◆ **Page text**
--------------------------------

Alfie Pond

Personal information
- Full name: Alfie James Pond
- Date of birth: 17 February 2004 (age 22)
- Place of birth: Exeter, England
- Height: 1.91 m (6 ft 3 in)
- Position: Centre-back

Team information
- Current team: Chesterfield
- Number: 15

Youth career
- 2010–2021: Exeter City

Senior career*
- Years: Team / Apps / (Gls)
- 2021–2022: Exeter City / 0 / (0)
- 2021–2022: → Tiverton Town (loan) / 25 / (1)
- 2022: → Yeovil Town (loan) / 2 / (0)
- 2022–2026: Wolverhampton Wanderers / 1 / (0)
- 2023: → Stockport County (loan) / 6 / (0)
- 2026: → Crewe Alexandra (loan) / 19 / (2)
- 2026–: Chesterfield / 1 / (0)

= Alfie Pond =

English footballer

Alfie James Pond (born 17 February 2004) is an English professional footballer who plays as a centre-back for club Chesterfield.

==Playing career==
Pond made his first-team debut for Exeter City in the EFL Trophy, in a 1–1 draw with Chelsea U21 at St James Park. Speaking after the match, manager Matt Taylor described him as someone who would become "a serious player".

On 12 August 2022, Pond joined National League side Yeovil Town on loan until January 2023.

On 2 September 2022, Pond signed for Premier League side Wolverhampton Wanderers for an undisclosed fee.

Pond made his debut appearance for Wolves as a late substitute in a home EFL Cup game against Blackpool on 29 August 2023, which Wolves won 5–0.

On 31 August 2023, Pond joined EFL League Two side Stockport County on loan until the end of the 2023–24 season. On 2 January 2024, he returned to his parent club.

--------------------------------

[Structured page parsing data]

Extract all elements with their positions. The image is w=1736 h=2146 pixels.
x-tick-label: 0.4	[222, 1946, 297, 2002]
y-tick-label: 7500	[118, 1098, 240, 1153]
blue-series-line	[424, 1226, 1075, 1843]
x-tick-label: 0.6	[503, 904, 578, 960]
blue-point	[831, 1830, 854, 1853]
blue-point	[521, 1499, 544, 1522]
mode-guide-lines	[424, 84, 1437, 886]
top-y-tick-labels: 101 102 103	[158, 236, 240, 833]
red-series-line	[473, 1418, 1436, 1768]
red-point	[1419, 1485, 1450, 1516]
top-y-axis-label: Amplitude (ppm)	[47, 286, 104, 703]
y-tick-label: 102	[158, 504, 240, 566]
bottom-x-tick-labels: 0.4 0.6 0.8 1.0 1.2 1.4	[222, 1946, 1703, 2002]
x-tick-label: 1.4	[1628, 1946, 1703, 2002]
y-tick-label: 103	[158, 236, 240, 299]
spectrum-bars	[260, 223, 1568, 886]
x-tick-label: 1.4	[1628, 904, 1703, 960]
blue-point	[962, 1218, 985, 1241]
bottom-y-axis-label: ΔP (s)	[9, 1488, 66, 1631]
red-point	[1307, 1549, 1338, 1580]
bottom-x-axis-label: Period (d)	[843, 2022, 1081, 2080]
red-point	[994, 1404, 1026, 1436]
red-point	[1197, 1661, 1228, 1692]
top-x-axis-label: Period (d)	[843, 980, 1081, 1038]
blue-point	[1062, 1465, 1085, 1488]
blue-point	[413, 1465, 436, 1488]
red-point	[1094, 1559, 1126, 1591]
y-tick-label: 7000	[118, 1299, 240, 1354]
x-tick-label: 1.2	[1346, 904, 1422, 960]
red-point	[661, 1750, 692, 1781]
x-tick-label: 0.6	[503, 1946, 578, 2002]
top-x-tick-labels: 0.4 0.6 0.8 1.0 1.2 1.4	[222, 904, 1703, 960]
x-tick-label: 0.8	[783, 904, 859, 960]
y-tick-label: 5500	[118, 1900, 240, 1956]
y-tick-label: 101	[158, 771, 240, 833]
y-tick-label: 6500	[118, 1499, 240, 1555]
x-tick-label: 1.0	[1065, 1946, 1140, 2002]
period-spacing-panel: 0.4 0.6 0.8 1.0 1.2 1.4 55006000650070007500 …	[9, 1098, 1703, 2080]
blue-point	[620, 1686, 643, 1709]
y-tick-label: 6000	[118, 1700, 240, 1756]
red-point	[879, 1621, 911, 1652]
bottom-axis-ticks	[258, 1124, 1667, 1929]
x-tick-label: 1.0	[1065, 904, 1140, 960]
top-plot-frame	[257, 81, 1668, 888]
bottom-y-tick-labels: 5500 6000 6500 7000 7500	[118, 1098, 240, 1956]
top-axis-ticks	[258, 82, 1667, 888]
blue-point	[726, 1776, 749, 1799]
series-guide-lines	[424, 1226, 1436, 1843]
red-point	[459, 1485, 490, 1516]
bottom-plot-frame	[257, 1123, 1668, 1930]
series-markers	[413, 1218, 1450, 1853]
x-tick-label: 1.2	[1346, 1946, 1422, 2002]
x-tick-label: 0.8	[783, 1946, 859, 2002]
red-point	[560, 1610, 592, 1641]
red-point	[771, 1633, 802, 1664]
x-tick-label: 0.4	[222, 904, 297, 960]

--------------------------------

◆ **Exercise requirements**
In the page text about Alfie Pond, rewrite the paragraph that begins "Pond made his first-team debut for Exeter City" as a short bulleted list that keeps its main facts.

◆ **Problem solution**
- Pond's first-team debut for Exeter City came in the EFL Trophy.
- The match was a 1–1 draw with Chelsea U21 at St James Park.
- Afterward, manager Matt Taylor said Pond would become "a serious player".